* **WRITTEN REQUEST**
Without the pictures, set down the records below word for word.
═══
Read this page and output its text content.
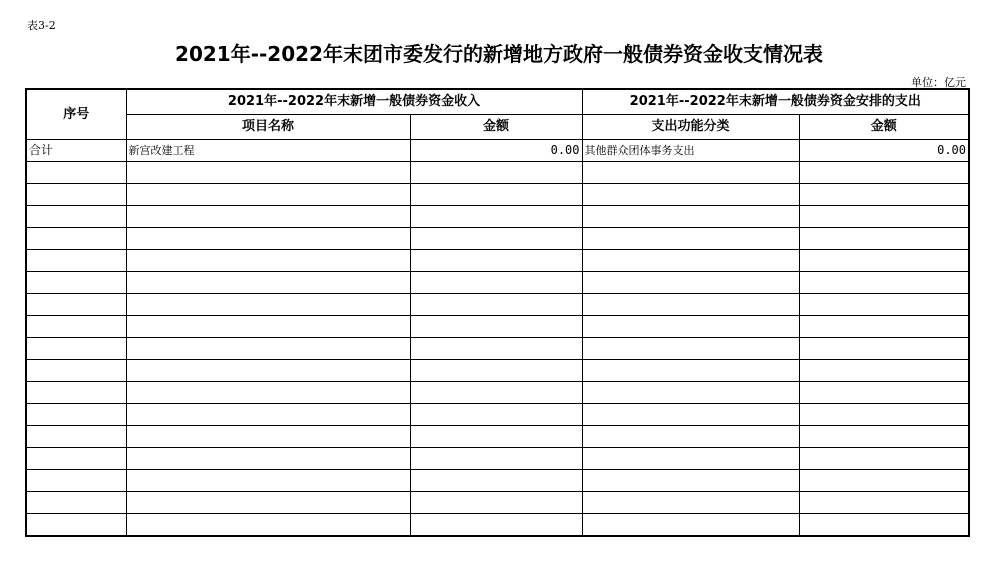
表3-2
2021年--2022年末团市委发行的新增地方政府一般债券资金收支情况表
单位：亿元
序号	2021年--2022年末新增一般债券资金收入		2021年--2022年末新增一般债券资金安排的支出	
	项目名称	金额	支出功能分类	金额
合计	新宫改建工程	0.00	其他群众团体事务支出	0.00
═══
* **SOLVED PROBLEM**
Read this page and output its text content.
表3-2
2021年--2022年末团市委发行的新增地方政府一般债券资金收支情况表
单位：亿元
序号	2021年--2022年末新增一般债券资金收入		2021年--2022年末新增一般债券资金安排的支出	
	项目名称	金额	支出功能分类	金额
合计	新宫改建工程	0.00	其他群众团体事务支出	0.00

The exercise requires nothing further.